Begin Rows

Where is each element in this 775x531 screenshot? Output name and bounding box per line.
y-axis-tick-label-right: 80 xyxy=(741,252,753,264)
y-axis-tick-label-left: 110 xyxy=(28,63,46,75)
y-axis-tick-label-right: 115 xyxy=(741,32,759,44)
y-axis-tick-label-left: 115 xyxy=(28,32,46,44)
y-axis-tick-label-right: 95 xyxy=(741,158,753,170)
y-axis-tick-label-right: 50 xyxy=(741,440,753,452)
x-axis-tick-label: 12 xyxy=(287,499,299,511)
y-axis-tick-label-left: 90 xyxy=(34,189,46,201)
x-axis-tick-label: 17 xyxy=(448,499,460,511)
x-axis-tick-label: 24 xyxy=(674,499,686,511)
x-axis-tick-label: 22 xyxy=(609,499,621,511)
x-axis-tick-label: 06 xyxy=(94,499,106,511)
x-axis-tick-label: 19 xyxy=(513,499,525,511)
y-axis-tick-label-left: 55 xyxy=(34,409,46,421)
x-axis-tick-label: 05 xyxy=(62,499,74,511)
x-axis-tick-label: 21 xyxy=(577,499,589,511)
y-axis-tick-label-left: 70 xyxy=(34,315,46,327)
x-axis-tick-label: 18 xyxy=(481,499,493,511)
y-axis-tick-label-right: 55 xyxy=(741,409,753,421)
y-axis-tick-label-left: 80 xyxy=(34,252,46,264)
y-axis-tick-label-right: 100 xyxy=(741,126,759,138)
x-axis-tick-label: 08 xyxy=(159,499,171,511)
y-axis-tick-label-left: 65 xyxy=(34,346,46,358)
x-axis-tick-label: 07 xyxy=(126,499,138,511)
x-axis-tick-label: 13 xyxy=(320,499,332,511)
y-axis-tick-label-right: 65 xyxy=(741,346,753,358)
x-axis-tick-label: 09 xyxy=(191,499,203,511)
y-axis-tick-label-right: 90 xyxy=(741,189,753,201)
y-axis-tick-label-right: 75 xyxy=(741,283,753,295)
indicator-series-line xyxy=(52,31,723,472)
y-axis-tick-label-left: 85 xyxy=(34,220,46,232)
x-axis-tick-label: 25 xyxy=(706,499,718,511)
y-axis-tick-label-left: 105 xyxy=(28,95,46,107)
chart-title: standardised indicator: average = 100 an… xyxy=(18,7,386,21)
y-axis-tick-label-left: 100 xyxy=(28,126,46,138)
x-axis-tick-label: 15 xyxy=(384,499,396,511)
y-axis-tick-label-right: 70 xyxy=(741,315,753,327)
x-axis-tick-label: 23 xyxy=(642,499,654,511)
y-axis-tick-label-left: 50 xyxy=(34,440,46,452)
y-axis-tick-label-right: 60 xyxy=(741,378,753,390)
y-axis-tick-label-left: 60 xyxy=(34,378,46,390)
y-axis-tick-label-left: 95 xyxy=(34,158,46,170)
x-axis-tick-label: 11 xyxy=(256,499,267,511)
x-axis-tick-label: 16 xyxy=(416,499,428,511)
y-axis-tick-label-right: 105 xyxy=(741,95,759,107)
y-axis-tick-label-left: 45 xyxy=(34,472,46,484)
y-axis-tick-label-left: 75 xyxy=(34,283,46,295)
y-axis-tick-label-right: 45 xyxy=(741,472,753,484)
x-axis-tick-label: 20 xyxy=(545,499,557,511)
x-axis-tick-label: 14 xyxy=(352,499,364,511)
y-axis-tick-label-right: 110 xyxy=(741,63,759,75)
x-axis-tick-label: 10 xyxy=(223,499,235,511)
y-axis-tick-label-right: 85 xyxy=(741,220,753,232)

End Rows

*Goal of the exercise*: Reproduce every line of the entry above verbatim and in its original order.

*Task result*:
Where is each element in this 775x531 screenshot? Output name and bounding box per line.
y-axis-tick-label-right: 80 xyxy=(741,252,753,264)
y-axis-tick-label-left: 110 xyxy=(28,63,46,75)
y-axis-tick-label-right: 115 xyxy=(741,32,759,44)
y-axis-tick-label-left: 115 xyxy=(28,32,46,44)
y-axis-tick-label-right: 95 xyxy=(741,158,753,170)
y-axis-tick-label-right: 50 xyxy=(741,440,753,452)
x-axis-tick-label: 12 xyxy=(287,499,299,511)
y-axis-tick-label-left: 90 xyxy=(34,189,46,201)
x-axis-tick-label: 17 xyxy=(448,499,460,511)
x-axis-tick-label: 24 xyxy=(674,499,686,511)
x-axis-tick-label: 22 xyxy=(609,499,621,511)
x-axis-tick-label: 06 xyxy=(94,499,106,511)
x-axis-tick-label: 19 xyxy=(513,499,525,511)
y-axis-tick-label-left: 55 xyxy=(34,409,46,421)
x-axis-tick-label: 05 xyxy=(62,499,74,511)
x-axis-tick-label: 21 xyxy=(577,499,589,511)
y-axis-tick-label-left: 70 xyxy=(34,315,46,327)
x-axis-tick-label: 18 xyxy=(481,499,493,511)
y-axis-tick-label-right: 55 xyxy=(741,409,753,421)
y-axis-tick-label-left: 80 xyxy=(34,252,46,264)
y-axis-tick-label-right: 100 xyxy=(741,126,759,138)
x-axis-tick-label: 08 xyxy=(159,499,171,511)
y-axis-tick-label-left: 65 xyxy=(34,346,46,358)
x-axis-tick-label: 07 xyxy=(126,499,138,511)
x-axis-tick-label: 13 xyxy=(320,499,332,511)
y-axis-tick-label-right: 65 xyxy=(741,346,753,358)
x-axis-tick-label: 09 xyxy=(191,499,203,511)
y-axis-tick-label-right: 90 xyxy=(741,189,753,201)
y-axis-tick-label-right: 75 xyxy=(741,283,753,295)
indicator-series-line xyxy=(52,31,723,472)
y-axis-tick-label-left: 85 xyxy=(34,220,46,232)
x-axis-tick-label: 25 xyxy=(706,499,718,511)
y-axis-tick-label-left: 105 xyxy=(28,95,46,107)
chart-title: standardised indicator: average = 100 an… xyxy=(18,7,386,21)
y-axis-tick-label-left: 100 xyxy=(28,126,46,138)
x-axis-tick-label: 15 xyxy=(384,499,396,511)
y-axis-tick-label-right: 70 xyxy=(741,315,753,327)
x-axis-tick-label: 23 xyxy=(642,499,654,511)
y-axis-tick-label-left: 50 xyxy=(34,440,46,452)
y-axis-tick-label-right: 60 xyxy=(741,378,753,390)
y-axis-tick-label-left: 60 xyxy=(34,378,46,390)
y-axis-tick-label-left: 95 xyxy=(34,158,46,170)
x-axis-tick-label: 11 xyxy=(256,499,267,511)
x-axis-tick-label: 16 xyxy=(416,499,428,511)
y-axis-tick-label-right: 105 xyxy=(741,95,759,107)
y-axis-tick-label-left: 45 xyxy=(34,472,46,484)
y-axis-tick-label-left: 75 xyxy=(34,283,46,295)
y-axis-tick-label-right: 45 xyxy=(741,472,753,484)
x-axis-tick-label: 20 xyxy=(545,499,557,511)
x-axis-tick-label: 14 xyxy=(352,499,364,511)
y-axis-tick-label-right: 110 xyxy=(741,63,759,75)
x-axis-tick-label: 10 xyxy=(223,499,235,511)
y-axis-tick-label-right: 85 xyxy=(741,220,753,232)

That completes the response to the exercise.